Exercise goal
Write the listing out again, all of it, word for word.

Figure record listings
========================================================================
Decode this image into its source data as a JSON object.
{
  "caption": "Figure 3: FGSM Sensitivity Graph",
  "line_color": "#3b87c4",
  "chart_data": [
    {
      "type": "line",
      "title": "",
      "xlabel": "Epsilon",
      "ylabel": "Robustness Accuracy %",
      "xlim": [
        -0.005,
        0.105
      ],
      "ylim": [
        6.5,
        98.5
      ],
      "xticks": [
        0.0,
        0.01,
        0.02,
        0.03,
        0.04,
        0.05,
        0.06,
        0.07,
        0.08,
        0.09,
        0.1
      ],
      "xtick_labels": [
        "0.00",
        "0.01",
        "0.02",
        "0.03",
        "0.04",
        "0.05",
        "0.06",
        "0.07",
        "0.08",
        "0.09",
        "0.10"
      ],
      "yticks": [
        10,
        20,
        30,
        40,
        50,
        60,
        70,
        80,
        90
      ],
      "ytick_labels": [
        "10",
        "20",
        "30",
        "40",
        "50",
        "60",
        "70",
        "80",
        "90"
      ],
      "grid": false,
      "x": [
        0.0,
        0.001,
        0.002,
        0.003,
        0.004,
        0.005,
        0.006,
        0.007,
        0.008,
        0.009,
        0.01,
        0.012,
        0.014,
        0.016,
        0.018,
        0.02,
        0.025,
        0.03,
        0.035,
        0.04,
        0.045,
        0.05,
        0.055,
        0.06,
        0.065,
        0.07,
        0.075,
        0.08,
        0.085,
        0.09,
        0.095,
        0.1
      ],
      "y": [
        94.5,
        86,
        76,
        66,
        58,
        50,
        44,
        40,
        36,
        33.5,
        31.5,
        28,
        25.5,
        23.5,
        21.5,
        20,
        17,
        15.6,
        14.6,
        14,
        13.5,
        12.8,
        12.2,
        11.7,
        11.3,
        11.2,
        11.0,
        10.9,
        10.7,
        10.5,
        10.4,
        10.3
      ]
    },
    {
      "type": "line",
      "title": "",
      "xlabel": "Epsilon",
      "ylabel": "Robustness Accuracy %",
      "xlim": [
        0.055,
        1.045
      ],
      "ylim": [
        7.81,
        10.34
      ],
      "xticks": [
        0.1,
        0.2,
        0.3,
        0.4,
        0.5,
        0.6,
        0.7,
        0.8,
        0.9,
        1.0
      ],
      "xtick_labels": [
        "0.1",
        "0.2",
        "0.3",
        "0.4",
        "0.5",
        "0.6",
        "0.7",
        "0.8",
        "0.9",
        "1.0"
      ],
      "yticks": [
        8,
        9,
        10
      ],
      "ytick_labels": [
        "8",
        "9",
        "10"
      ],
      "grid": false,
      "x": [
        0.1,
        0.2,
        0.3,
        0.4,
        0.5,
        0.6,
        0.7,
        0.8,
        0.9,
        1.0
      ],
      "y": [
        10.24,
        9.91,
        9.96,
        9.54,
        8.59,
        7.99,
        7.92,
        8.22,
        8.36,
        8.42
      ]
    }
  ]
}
========================================================================
Task answer
Decode this image into its source data as a JSON object.
{
  "caption": "Figure 3: FGSM Sensitivity Graph",
  "line_color": "#3b87c4",
  "chart_data": [
    {
      "type": "line",
      "title": "",
      "xlabel": "Epsilon",
      "ylabel": "Robustness Accuracy %",
      "xlim": [
        -0.005,
        0.105
      ],
      "ylim": [
        6.5,
        98.5
      ],
      "xticks": [
        0.0,
        0.01,
        0.02,
        0.03,
        0.04,
        0.05,
        0.06,
        0.07,
        0.08,
        0.09,
        0.1
      ],
      "xtick_labels": [
        "0.00",
        "0.01",
        "0.02",
        "0.03",
        "0.04",
        "0.05",
        "0.06",
        "0.07",
        "0.08",
        "0.09",
        "0.10"
      ],
      "yticks": [
        10,
        20,
        30,
        40,
        50,
        60,
        70,
        80,
        90
      ],
      "ytick_labels": [
        "10",
        "20",
        "30",
        "40",
        "50",
        "60",
        "70",
        "80",
        "90"
      ],
      "grid": false,
      "x": [
        0.0,
        0.001,
        0.002,
        0.003,
        0.004,
        0.005,
        0.006,
        0.007,
        0.008,
        0.009,
        0.01,
        0.012,
        0.014,
        0.016,
        0.018,
        0.02,
        0.025,
        0.03,
        0.035,
        0.04,
        0.045,
        0.05,
        0.055,
        0.06,
        0.065,
        0.07,
        0.075,
        0.08,
        0.085,
        0.09,
        0.095,
        0.1
      ],
      "y": [
        94.5,
        86,
        76,
        66,
        58,
        50,
        44,
        40,
        36,
        33.5,
        31.5,
        28,
        25.5,
        23.5,
        21.5,
        20,
        17,
        15.6,
        14.6,
        14,
        13.5,
        12.8,
        12.2,
        11.7,
        11.3,
        11.2,
        11.0,
        10.9,
        10.7,
        10.5,
        10.4,
        10.3
      ]
    },
    {
      "type": "line",
      "title": "",
      "xlabel": "Epsilon",
      "ylabel": "Robustness Accuracy %",
      "xlim": [
        0.055,
        1.045
      ],
      "ylim": [
        7.81,
        10.34
      ],
      "xticks": [
        0.1,
        0.2,
        0.3,
        0.4,
        0.5,
        0.6,
        0.7,
        0.8,
        0.9,
        1.0
      ],
      "xtick_labels": [
        "0.1",
        "0.2",
        "0.3",
        "0.4",
        "0.5",
        "0.6",
        "0.7",
        "0.8",
        "0.9",
        "1.0"
      ],
      "yticks": [
        8,
        9,
        10
      ],
      "ytick_labels": [
        "8",
        "9",
        "10"
      ],
      "grid": false,
      "x": [
        0.1,
        0.2,
        0.3,
        0.4,
        0.5,
        0.6,
        0.7,
        0.8,
        0.9,
        1.0
      ],
      "y": [
        10.24,
        9.91,
        9.96,
        9.54,
        8.59,
        7.99,
        7.92,
        8.22,
        8.36,
        8.42
      ]
    }
  ]
}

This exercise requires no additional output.